Work to be completed: Write out every record below exactly as it appears.

Stored entries:

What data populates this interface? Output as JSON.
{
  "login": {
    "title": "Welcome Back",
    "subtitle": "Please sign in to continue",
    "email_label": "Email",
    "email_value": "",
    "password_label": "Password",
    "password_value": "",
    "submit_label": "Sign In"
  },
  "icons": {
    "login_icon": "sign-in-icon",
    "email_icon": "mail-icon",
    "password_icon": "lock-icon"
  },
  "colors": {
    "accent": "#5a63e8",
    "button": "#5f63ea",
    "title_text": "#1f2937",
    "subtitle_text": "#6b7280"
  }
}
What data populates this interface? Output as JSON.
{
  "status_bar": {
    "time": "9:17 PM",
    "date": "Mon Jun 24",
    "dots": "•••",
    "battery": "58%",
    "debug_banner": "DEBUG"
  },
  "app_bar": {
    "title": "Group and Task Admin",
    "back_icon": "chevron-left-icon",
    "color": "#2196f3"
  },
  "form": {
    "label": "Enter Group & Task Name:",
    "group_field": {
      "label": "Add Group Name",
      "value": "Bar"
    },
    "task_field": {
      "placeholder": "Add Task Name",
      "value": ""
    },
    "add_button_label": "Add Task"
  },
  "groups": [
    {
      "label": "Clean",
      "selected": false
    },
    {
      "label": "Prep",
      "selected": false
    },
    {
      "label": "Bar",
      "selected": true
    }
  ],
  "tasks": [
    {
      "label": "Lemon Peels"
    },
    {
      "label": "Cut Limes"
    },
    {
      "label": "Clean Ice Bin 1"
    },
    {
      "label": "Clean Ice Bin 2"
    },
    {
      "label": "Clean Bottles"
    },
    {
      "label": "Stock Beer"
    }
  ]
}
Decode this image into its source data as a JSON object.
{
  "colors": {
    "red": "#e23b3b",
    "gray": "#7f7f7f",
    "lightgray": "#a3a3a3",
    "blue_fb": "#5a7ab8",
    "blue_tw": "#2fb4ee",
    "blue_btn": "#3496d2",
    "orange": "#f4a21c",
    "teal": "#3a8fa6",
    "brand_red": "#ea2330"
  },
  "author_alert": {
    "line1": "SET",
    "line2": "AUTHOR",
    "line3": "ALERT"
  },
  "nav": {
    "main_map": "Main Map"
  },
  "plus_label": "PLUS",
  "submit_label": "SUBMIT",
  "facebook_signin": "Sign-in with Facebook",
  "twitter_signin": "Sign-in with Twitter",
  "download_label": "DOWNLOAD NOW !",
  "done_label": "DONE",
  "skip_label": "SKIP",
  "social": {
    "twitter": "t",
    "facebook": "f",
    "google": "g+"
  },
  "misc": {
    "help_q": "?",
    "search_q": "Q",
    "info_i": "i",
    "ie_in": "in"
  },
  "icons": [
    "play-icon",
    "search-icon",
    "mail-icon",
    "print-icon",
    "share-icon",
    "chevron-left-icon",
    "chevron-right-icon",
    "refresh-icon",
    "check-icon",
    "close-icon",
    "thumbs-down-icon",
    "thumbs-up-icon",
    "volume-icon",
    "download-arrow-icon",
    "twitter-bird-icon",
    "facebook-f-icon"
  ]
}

Full output:
What data populates this interface? Output as JSON.
{
  "login": {
    "title": "Welcome Back",
    "subtitle": "Please sign in to continue",
    "email_label": "Email",
    "email_value": "",
    "password_label": "Password",
    "password_value": "",
    "submit_label": "Sign In"
  },
  "icons": {
    "login_icon": "sign-in-icon",
    "email_icon": "mail-icon",
    "password_icon": "lock-icon"
  },
  "colors": {
    "accent": "#5a63e8",
    "button": "#5f63ea",
    "title_text": "#1f2937",
    "subtitle_text": "#6b7280"
  }
}
What data populates this interface? Output as JSON.
{
  "status_bar": {
    "time": "9:17 PM",
    "date": "Mon Jun 24",
    "dots": "•••",
    "battery": "58%",
    "debug_banner": "DEBUG"
  },
  "app_bar": {
    "title": "Group and Task Admin",
    "back_icon": "chevron-left-icon",
    "color": "#2196f3"
  },
  "form": {
    "label": "Enter Group & Task Name:",
    "group_field": {
      "label": "Add Group Name",
      "value": "Bar"
    },
    "task_field": {
      "placeholder": "Add Task Name",
      "value": ""
    },
    "add_button_label": "Add Task"
  },
  "groups": [
    {
      "label": "Clean",
      "selected": false
    },
    {
      "label": "Prep",
      "selected": false
    },
    {
      "label": "Bar",
      "selected": true
    }
  ],
  "tasks": [
    {
      "label": "Lemon Peels"
    },
    {
      "label": "Cut Limes"
    },
    {
      "label": "Clean Ice Bin 1"
    },
    {
      "label": "Clean Ice Bin 2"
    },
    {
      "label": "Clean Bottles"
    },
    {
      "label": "Stock Beer"
    }
  ]
}
Decode this image into its source data as a JSON object.
{
  "colors": {
    "red": "#e23b3b",
    "gray": "#7f7f7f",
    "lightgray": "#a3a3a3",
    "blue_fb": "#5a7ab8",
    "blue_tw": "#2fb4ee",
    "blue_btn": "#3496d2",
    "orange": "#f4a21c",
    "teal": "#3a8fa6",
    "brand_red": "#ea2330"
  },
  "author_alert": {
    "line1": "SET",
    "line2": "AUTHOR",
    "line3": "ALERT"
  },
  "nav": {
    "main_map": "Main Map"
  },
  "plus_label": "PLUS",
  "submit_label": "SUBMIT",
  "facebook_signin": "Sign-in with Facebook",
  "twitter_signin": "Sign-in with Twitter",
  "download_label": "DOWNLOAD NOW !",
  "done_label": "DONE",
  "skip_label": "SKIP",
  "social": {
    "twitter": "t",
    "facebook": "f",
    "google": "g+"
  },
  "misc": {
    "help_q": "?",
    "search_q": "Q",
    "info_i": "i",
    "ie_in": "in"
  },
  "icons": [
    "play-icon",
    "search-icon",
    "mail-icon",
    "print-icon",
    "share-icon",
    "chevron-left-icon",
    "chevron-right-icon",
    "refresh-icon",
    "check-icon",
    "close-icon",
    "thumbs-down-icon",
    "thumbs-up-icon",
    "volume-icon",
    "download-arrow-icon",
    "twitter-bird-icon",
    "facebook-f-icon"
  ]
}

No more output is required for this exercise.